Data listing
_ _ _ _
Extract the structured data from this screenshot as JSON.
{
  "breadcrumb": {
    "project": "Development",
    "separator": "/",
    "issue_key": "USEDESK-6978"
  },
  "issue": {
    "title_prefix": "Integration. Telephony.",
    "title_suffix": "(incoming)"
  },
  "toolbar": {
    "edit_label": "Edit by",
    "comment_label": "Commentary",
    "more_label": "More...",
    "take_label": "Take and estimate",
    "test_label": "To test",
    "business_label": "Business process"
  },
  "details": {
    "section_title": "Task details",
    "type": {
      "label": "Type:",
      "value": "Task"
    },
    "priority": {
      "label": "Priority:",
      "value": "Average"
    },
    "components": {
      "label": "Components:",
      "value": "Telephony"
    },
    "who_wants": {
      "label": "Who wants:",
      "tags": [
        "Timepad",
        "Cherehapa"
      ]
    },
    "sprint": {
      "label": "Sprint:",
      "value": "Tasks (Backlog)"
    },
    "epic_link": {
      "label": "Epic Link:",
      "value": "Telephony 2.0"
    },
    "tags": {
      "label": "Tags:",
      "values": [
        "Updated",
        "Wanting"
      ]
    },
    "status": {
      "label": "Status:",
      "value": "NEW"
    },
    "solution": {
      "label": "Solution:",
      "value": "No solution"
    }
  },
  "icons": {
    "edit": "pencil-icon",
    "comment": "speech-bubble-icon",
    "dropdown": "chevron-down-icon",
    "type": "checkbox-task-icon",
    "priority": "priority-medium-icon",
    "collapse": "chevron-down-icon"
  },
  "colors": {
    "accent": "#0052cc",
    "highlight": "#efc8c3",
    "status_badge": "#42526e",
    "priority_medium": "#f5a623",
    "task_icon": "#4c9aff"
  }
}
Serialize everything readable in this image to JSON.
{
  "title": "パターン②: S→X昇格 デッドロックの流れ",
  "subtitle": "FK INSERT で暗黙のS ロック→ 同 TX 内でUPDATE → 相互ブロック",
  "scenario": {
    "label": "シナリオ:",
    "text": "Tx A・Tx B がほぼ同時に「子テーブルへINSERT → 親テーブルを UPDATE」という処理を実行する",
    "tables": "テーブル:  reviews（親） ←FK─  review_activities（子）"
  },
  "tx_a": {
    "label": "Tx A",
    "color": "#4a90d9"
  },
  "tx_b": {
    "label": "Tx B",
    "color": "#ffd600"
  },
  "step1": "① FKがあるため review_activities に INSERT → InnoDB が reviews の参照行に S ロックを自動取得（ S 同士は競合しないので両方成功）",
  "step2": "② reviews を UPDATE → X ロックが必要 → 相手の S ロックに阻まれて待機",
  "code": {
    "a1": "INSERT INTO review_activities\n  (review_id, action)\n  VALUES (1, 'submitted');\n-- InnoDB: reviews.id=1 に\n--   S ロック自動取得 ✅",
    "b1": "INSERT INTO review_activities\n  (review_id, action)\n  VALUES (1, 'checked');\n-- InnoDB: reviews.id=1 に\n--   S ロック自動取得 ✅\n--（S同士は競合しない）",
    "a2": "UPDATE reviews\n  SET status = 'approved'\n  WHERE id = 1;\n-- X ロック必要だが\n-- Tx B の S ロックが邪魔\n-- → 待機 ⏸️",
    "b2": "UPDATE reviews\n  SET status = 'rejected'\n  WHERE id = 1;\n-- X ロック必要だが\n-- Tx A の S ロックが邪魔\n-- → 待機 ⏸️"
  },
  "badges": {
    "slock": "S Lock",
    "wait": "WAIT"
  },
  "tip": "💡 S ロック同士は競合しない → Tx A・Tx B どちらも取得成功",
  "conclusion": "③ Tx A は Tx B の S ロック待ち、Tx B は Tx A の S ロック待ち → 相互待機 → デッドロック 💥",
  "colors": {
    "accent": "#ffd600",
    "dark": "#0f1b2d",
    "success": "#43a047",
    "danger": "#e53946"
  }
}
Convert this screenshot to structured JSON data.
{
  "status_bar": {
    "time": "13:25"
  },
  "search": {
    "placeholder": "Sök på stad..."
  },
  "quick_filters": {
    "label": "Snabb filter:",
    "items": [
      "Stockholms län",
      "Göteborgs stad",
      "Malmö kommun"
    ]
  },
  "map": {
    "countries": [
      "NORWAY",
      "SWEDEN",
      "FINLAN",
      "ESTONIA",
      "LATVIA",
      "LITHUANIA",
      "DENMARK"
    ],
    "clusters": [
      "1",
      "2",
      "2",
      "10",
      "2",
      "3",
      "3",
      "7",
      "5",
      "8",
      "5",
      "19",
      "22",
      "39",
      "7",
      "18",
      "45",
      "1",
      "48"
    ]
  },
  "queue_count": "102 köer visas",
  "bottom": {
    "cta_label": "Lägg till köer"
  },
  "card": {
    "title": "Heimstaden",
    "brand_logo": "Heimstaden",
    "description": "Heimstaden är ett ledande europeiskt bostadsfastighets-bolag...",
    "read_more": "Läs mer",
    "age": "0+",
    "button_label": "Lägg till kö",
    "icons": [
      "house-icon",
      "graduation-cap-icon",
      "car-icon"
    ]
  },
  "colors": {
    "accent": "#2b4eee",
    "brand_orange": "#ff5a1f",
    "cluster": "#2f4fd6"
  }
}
_ _ _ _
- **Exercise prompt**
Please output the complete data exactly.

- **Reply to the exercise**
Extract the structured data from this screenshot as JSON.
{
  "breadcrumb": {
    "project": "Development",
    "separator": "/",
    "issue_key": "USEDESK-6978"
  },
  "issue": {
    "title_prefix": "Integration. Telephony.",
    "title_suffix": "(incoming)"
  },
  "toolbar": {
    "edit_label": "Edit by",
    "comment_label": "Commentary",
    "more_label": "More...",
    "take_label": "Take and estimate",
    "test_label": "To test",
    "business_label": "Business process"
  },
  "details": {
    "section_title": "Task details",
    "type": {
      "label": "Type:",
      "value": "Task"
    },
    "priority": {
      "label": "Priority:",
      "value": "Average"
    },
    "components": {
      "label": "Components:",
      "value": "Telephony"
    },
    "who_wants": {
      "label": "Who wants:",
      "tags": [
        "Timepad",
        "Cherehapa"
      ]
    },
    "sprint": {
      "label": "Sprint:",
      "value": "Tasks (Backlog)"
    },
    "epic_link": {
      "label": "Epic Link:",
      "value": "Telephony 2.0"
    },
    "tags": {
      "label": "Tags:",
      "values": [
        "Updated",
        "Wanting"
      ]
    },
    "status": {
      "label": "Status:",
      "value": "NEW"
    },
    "solution": {
      "label": "Solution:",
      "value": "No solution"
    }
  },
  "icons": {
    "edit": "pencil-icon",
    "comment": "speech-bubble-icon",
    "dropdown": "chevron-down-icon",
    "type": "checkbox-task-icon",
    "priority": "priority-medium-icon",
    "collapse": "chevron-down-icon"
  },
  "colors": {
    "accent": "#0052cc",
    "highlight": "#efc8c3",
    "status_badge": "#42526e",
    "priority_medium": "#f5a623",
    "task_icon": "#4c9aff"
  }
}
Serialize everything readable in this image to JSON.
{
  "title": "パターン②: S→X昇格 デッドロックの流れ",
  "subtitle": "FK INSERT で暗黙のS ロック→ 同 TX 内でUPDATE → 相互ブロック",
  "scenario": {
    "label": "シナリオ:",
    "text": "Tx A・Tx B がほぼ同時に「子テーブルへINSERT → 親テーブルを UPDATE」という処理を実行する",
    "tables": "テーブル:  reviews（親） ←FK─  review_activities（子）"
  },
  "tx_a": {
    "label": "Tx A",
    "color": "#4a90d9"
  },
  "tx_b": {
    "label": "Tx B",
    "color": "#ffd600"
  },
  "step1": "① FKがあるため review_activities に INSERT → InnoDB が reviews の参照行に S ロックを自動取得（ S 同士は競合しないので両方成功）",
  "step2": "② reviews を UPDATE → X ロックが必要 → 相手の S ロックに阻まれて待機",
  "code": {
    "a1": "INSERT INTO review_activities\n  (review_id, action)\n  VALUES (1, 'submitted');\n-- InnoDB: reviews.id=1 に\n--   S ロック自動取得 ✅",
    "b1": "INSERT INTO review_activities\n  (review_id, action)\n  VALUES (1, 'checked');\n-- InnoDB: reviews.id=1 に\n--   S ロック自動取得 ✅\n--（S同士は競合しない）",
    "a2": "UPDATE reviews\n  SET status = 'approved'\n  WHERE id = 1;\n-- X ロック必要だが\n-- Tx B の S ロックが邪魔\n-- → 待機 ⏸️",
    "b2": "UPDATE reviews\n  SET status = 'rejected'\n  WHERE id = 1;\n-- X ロック必要だが\n-- Tx A の S ロックが邪魔\n-- → 待機 ⏸️"
  },
  "badges": {
    "slock": "S Lock",
    "wait": "WAIT"
  },
  "tip": "💡 S ロック同士は競合しない → Tx A・Tx B どちらも取得成功",
  "conclusion": "③ Tx A は Tx B の S ロック待ち、Tx B は Tx A の S ロック待ち → 相互待機 → デッドロック 💥",
  "colors": {
    "accent": "#ffd600",
    "dark": "#0f1b2d",
    "success": "#43a047",
    "danger": "#e53946"
  }
}
Convert this screenshot to structured JSON data.
{
  "status_bar": {
    "time": "13:25"
  },
  "search": {
    "placeholder": "Sök på stad..."
  },
  "quick_filters": {
    "label": "Snabb filter:",
    "items": [
      "Stockholms län",
      "Göteborgs stad",
      "Malmö kommun"
    ]
  },
  "map": {
    "countries": [
      "NORWAY",
      "SWEDEN",
      "FINLAN",
      "ESTONIA",
      "LATVIA",
      "LITHUANIA",
      "DENMARK"
    ],
    "clusters": [
      "1",
      "2",
      "2",
      "10",
      "2",
      "3",
      "3",
      "7",
      "5",
      "8",
      "5",
      "19",
      "22",
      "39",
      "7",
      "18",
      "45",
      "1",
      "48"
    ]
  },
  "queue_count": "102 köer visas",
  "bottom": {
    "cta_label": "Lägg till köer"
  },
  "card": {
    "title": "Heimstaden",
    "brand_logo": "Heimstaden",
    "description": "Heimstaden är ett ledande europeiskt bostadsfastighets-bolag...",
    "read_more": "Läs mer",
    "age": "0+",
    "button_label": "Lägg till kö",
    "icons": [
      "house-icon",
      "graduation-cap-icon",
      "car-icon"
    ]
  },
  "colors": {
    "accent": "#2b4eee",
    "brand_orange": "#ff5a1f",
    "cluster": "#2f4fd6"
  }
}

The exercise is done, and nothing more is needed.